PASSAGE SHOWN:
By Ann Marie Foley - 18 December, 2019

Bishops urged Christians to stand and work together to show solidarity and pastoral outreach and to give hope to people, assuring them that they do not have to face this problem of homelessness alone.

Bishop Larry Duffy  Pic: Rory Geary.

Jesus was born as a homeless person, and we have a duty to make our voices heard in the debate about homelessness in Ireland, the Bishops of Clogher have stated in a Joint Christmas 2019 message.

“As people of faith we are obliged to draw the attention of our political leaders to the plight of so many people in our country today who are suffering and in distress because of housing insecurity and homelessness. The Gospel inspires us and demands of us that we give witness to the right of all people to have homes to live in,” stated Catholic Bishop Larry Duffy and Church of Ireland Bishop John McDowell.

They urged Christians to stand and work together to show solidarity and pastoral outreach and to give hope to people, assuring them that they do not have to face this problem alone.

RAW DATA:
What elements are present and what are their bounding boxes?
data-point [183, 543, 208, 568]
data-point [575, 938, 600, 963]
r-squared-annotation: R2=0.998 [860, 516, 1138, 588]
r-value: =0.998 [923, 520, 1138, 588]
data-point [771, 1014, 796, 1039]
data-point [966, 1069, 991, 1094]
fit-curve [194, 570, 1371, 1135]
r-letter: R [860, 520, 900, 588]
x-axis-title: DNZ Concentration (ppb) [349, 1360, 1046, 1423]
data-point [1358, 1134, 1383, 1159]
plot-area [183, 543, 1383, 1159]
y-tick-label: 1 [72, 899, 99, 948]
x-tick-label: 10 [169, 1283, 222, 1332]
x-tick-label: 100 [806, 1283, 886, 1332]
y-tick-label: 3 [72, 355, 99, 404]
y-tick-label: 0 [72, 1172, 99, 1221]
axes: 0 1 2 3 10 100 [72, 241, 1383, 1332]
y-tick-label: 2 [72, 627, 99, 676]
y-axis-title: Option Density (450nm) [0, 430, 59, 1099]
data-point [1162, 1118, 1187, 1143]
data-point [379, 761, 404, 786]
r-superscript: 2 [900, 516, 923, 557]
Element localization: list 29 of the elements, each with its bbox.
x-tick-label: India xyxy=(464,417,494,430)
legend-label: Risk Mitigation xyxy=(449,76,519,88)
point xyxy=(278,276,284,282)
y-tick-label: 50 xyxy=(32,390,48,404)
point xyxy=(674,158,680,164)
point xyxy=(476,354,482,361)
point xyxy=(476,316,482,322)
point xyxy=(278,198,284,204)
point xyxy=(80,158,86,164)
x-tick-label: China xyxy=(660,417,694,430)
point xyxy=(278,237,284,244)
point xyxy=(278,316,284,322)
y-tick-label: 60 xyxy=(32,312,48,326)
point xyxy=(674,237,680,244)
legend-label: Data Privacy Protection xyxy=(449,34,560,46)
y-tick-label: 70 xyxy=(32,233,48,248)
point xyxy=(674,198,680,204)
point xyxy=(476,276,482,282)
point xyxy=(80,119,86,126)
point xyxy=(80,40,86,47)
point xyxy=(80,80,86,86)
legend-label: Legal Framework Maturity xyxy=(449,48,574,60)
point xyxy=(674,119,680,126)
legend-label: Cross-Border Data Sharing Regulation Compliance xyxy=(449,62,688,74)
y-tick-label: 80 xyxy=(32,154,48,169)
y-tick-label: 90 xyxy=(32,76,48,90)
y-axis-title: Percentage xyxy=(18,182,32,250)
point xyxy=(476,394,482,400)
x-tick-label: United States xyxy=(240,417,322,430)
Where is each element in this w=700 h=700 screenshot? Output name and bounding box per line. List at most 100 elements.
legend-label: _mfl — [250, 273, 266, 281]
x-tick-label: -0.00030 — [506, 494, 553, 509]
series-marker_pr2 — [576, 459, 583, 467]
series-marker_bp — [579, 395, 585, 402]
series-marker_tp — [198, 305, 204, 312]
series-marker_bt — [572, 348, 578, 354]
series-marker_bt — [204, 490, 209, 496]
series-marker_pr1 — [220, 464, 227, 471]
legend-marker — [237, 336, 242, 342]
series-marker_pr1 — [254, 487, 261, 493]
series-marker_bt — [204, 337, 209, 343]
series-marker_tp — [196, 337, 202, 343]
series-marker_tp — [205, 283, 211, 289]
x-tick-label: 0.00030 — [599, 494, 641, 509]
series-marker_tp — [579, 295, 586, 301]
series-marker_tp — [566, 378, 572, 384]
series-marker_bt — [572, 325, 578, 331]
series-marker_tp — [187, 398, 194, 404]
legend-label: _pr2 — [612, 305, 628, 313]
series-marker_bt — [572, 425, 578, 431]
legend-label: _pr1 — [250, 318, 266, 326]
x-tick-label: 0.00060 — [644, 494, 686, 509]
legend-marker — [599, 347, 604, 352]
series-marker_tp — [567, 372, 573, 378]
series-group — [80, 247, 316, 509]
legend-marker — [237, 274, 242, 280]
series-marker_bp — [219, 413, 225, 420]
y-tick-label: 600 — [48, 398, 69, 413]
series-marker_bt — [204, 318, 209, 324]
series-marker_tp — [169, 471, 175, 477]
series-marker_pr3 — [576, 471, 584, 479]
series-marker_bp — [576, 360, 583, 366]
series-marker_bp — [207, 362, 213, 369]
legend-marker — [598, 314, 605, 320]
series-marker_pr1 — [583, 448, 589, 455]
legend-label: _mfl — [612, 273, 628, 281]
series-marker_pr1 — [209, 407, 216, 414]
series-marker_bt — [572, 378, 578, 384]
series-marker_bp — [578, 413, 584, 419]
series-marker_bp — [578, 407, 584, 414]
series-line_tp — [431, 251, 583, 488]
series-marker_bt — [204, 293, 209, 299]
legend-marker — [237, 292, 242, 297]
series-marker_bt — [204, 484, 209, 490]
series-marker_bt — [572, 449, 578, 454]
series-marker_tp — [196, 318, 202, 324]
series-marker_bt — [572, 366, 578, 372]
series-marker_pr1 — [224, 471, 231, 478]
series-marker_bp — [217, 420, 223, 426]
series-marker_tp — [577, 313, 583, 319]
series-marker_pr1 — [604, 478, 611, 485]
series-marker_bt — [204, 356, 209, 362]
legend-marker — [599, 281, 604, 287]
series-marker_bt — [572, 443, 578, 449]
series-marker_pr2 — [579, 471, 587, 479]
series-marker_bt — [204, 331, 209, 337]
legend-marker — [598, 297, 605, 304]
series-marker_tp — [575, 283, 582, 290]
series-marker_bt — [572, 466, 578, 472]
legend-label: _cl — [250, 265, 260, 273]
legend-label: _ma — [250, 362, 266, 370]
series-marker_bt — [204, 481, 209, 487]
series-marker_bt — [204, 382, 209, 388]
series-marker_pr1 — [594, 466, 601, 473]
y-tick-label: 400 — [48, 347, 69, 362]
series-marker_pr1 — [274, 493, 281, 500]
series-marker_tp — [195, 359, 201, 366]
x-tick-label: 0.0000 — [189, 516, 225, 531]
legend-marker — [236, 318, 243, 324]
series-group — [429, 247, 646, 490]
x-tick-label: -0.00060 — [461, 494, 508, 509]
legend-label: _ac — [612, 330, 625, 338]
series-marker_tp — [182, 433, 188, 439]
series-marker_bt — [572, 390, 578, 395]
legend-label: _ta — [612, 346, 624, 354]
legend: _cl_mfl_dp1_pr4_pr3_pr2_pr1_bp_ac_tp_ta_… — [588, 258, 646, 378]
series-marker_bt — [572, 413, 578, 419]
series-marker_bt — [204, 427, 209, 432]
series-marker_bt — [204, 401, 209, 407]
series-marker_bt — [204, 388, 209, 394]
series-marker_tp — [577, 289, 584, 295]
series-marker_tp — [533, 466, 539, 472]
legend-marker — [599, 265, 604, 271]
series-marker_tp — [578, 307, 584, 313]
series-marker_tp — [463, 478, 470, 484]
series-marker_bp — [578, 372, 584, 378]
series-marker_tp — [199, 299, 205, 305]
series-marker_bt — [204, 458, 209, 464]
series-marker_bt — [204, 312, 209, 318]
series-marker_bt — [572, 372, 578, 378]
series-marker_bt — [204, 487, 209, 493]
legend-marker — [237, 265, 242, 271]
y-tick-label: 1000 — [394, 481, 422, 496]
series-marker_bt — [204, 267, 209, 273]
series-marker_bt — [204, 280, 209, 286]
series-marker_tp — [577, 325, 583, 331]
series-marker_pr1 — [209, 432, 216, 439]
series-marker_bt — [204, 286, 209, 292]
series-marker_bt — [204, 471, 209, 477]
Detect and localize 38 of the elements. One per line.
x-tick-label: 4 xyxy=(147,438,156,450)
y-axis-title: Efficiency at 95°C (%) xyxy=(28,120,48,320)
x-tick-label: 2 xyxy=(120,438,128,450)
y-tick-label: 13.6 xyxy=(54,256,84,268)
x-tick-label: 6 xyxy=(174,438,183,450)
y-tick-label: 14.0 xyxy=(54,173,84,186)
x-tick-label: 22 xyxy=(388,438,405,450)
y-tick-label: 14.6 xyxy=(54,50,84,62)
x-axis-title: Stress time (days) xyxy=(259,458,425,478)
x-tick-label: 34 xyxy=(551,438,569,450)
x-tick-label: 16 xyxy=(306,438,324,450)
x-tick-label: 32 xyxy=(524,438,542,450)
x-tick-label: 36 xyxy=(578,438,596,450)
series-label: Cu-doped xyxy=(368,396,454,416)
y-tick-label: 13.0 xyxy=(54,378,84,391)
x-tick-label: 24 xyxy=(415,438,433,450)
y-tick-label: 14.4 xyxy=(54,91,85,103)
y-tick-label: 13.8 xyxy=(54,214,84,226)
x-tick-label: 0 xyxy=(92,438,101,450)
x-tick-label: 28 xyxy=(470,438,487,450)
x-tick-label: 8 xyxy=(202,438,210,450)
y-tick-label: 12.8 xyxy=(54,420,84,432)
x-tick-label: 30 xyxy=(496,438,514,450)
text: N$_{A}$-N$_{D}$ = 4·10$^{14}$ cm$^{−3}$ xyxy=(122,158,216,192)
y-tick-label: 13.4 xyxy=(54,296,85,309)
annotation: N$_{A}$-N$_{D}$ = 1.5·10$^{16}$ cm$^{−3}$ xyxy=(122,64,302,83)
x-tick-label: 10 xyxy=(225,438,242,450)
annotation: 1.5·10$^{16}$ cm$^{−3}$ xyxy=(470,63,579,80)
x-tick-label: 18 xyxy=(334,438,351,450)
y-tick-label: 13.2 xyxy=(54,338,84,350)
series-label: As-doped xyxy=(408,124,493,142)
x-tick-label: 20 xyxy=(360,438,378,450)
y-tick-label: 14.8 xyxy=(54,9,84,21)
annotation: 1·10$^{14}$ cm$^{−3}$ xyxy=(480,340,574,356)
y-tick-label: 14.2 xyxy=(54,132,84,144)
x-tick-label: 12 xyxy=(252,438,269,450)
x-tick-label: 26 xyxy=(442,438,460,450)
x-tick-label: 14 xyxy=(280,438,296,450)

TASK LIST:
1. In the article about the Clogher bishops' Christmas message on homelessness, who is the Church of Ireland bishop who issued the message with Bishop Larry Duffy?
2. Extend the article about the Clogher bishops' Christmas message on homelessness by writing what comes after its final sentence.

RESPONSES BY ITEM NUMBER:
1. John McDowell

2.
“In times of upheaval and uncertainty it is vital that all Christians show forth the light of Christ through our compassion and care of others and by standing together in the public square on questions that impact on our society and our common home,” they stated.

They wrote about the many signs of darkness in today’s world and how people live in “a time of upheaval and fear”. Homelessness, human trafficking, the plight of migrants and refugees, the persecution of Christians and other minorities, the disregard for human life – including that of the unborn – political uncertainty, and personal stress and anxiety, should prompt people to be “bearers of light”.

“As Christians we have good news to tell and we are called to proclaim it together by our actions in the world,” they stated.

Bishop John McDowell

The bishops recalled as an example the joint initiative of the churches in Ireland on housing insecurity and homelessness. Last September a series of practical resources around this issue was launched by the Irish Inter-Church Meeting.

This organisation, which brings together church leaders from across the island of Ireland, included in the resources Bible study for church groups to promote critical reflection on the factors and attitudes that perpetuate the problems of homelessness and housing insecurity. They also included a prayer and liturgy resource and a list of questions for voters to put to canvassing politicians.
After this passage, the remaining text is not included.